#### PROVIDED PASSAGE
August 23rd, 2013 by

Shortly before the openSUSE Conference, we featured a post about openSUSE statistics. It mostly talked about where we got the numbers, teasing that we’d share the details at the openSUSE Conference. And Alberto did. Today we’ll bring you the numbers Alberto did digested in images and text.

Downloads and users

The simplest statistics for a Linux distribution are of course the numbers of downloads and users, so let’s start there.

ISO downloads

The methodology used to count downloads is easy to understand: we count every IP address that hit the server or is redirected to one of the mirrors, and express the intention to start downloading one of the ISO images available for the distribution. In this way, we count independently every download that uses the same proxy and every different product downloaded by the same IP. We can group the downloads by weeks or by month. In both images we can see that we started counting in 2010 and we covered openSUSE 11.0 to 12.3. Also, in both graphs we can see what events explain the peaks, like the release of the distribution.

Downloads per month

Downloads per month

Downloads per week

Downloads per week

To make a more detailed analysis we need to concentrate on the monthly graph. For this plot we calculated a linear regression model using the monthly data (41 samples). In the graph you can see a slight growth but decreasing impact of releases. Extrapolating, we can expect about 560K downloads per month in 2014. Note that this is downloads, not installs! Let’s talk about those next.

Installations

To get a more reliable estimation of persistent installations we count systems that regularly update. A count of the encountered unique systems per week or per month is a fair estimator of the number of active installations (see details on the counting).
updates per month

updates per week

Updates per week

Here you see many interesting things. For example, the red trace on top of the plot in 2010 and 2011 are Factory users. If you look closely, you also see that usage of a particular version already starts before it is out – that is due to testers checking out milestones, Beta and RC versions. And you notice how long it takes some users to move over to new versions of openSUSE – not only has over half of our users not moved to the latest 12.3 yet, but about 140.000 users happily still run releases from before 12.2, most of which (except 11.4) receive no security updates!

When we plot a linear regression model on this data, we see a less encouraging picture compared to the downloads: on average, we lose around 300 users per month. On the size of our installed base this is not huge, but worrying nonetheless.

More data

There are more things that we can learn from the data. We can analyze the behavior of users according to the installation medium or the architecture used and in time we can perhaps analyse how repositories are used and which are popular.
########
GIVEN INSTRUCTION A: In the openSUSE statistics post, starting with "August 23rd, 2013" and going on through "let’s start there.", could you rewrite the passage with "Alberto" replaced by "the presenter"?
GIVEN INSTRUCTION B: In the openSUSE statistics post, how many monthly samples went into the linear regression model for downloads?
#### RAW RECORDS
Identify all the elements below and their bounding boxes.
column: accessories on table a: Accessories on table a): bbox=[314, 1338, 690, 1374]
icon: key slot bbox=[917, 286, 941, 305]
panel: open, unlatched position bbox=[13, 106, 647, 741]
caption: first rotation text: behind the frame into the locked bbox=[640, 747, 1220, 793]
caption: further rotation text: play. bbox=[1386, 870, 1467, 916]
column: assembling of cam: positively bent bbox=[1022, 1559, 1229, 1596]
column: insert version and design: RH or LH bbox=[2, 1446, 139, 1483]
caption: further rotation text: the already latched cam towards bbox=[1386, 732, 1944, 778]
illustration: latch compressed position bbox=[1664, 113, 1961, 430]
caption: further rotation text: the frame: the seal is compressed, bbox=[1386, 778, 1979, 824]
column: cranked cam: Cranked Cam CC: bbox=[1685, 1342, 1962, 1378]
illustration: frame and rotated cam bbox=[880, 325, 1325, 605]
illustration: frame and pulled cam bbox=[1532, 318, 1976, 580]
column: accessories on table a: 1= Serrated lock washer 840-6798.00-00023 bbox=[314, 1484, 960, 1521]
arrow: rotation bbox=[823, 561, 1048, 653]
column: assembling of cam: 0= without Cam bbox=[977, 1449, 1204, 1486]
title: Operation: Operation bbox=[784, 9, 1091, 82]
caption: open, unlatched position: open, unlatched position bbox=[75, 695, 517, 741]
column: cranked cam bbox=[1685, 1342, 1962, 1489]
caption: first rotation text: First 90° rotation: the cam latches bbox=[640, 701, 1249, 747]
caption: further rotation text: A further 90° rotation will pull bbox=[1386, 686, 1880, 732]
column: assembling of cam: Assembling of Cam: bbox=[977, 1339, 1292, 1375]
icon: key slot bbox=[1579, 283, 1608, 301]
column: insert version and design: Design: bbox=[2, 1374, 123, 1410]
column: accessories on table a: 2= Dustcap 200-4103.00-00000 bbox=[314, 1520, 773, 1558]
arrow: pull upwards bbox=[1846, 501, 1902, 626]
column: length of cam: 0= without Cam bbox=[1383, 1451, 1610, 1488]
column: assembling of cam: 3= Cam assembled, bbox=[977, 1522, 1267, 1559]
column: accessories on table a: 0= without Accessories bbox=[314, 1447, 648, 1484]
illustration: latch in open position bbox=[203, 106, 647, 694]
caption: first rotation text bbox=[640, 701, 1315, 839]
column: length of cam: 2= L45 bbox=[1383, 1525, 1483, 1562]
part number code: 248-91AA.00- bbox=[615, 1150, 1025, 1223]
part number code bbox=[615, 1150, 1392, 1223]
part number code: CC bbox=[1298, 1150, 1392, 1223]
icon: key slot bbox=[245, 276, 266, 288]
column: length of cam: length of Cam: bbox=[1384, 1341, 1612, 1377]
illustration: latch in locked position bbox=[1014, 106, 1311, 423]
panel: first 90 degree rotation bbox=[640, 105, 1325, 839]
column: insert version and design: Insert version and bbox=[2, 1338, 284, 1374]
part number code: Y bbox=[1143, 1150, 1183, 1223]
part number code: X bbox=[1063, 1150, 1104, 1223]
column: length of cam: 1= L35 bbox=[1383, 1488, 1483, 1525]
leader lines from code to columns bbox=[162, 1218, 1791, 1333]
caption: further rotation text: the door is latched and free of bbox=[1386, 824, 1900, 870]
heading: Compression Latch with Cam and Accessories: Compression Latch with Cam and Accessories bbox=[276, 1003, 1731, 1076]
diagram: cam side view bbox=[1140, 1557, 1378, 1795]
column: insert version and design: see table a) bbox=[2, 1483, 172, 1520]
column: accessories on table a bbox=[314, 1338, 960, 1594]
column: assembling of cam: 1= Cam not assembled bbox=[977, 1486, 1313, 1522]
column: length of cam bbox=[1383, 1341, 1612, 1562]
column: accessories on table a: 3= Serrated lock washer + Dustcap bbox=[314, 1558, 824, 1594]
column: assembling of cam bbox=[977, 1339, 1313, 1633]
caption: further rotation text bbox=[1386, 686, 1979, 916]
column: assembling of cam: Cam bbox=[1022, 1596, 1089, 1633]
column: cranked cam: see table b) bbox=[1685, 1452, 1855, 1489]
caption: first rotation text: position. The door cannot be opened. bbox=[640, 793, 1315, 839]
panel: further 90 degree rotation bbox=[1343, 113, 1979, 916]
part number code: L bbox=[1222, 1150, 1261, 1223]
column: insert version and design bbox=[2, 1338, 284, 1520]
########
CORRECT RESPONSE A:
August 23rd, 2013 by

Shortly before the openSUSE Conference, we featured a post about openSUSE statistics. It mostly talked about where we got the numbers, teasing that we’d share the details at the openSUSE Conference. And the presenter did. Today we’ll bring you the numbers the presenter did digested in images and text.

Downloads and users

The simplest statistics for a Linux distribution are of course the numbers of downloads and users, so let’s start there.

CORRECT RESPONSE B: 41 samples.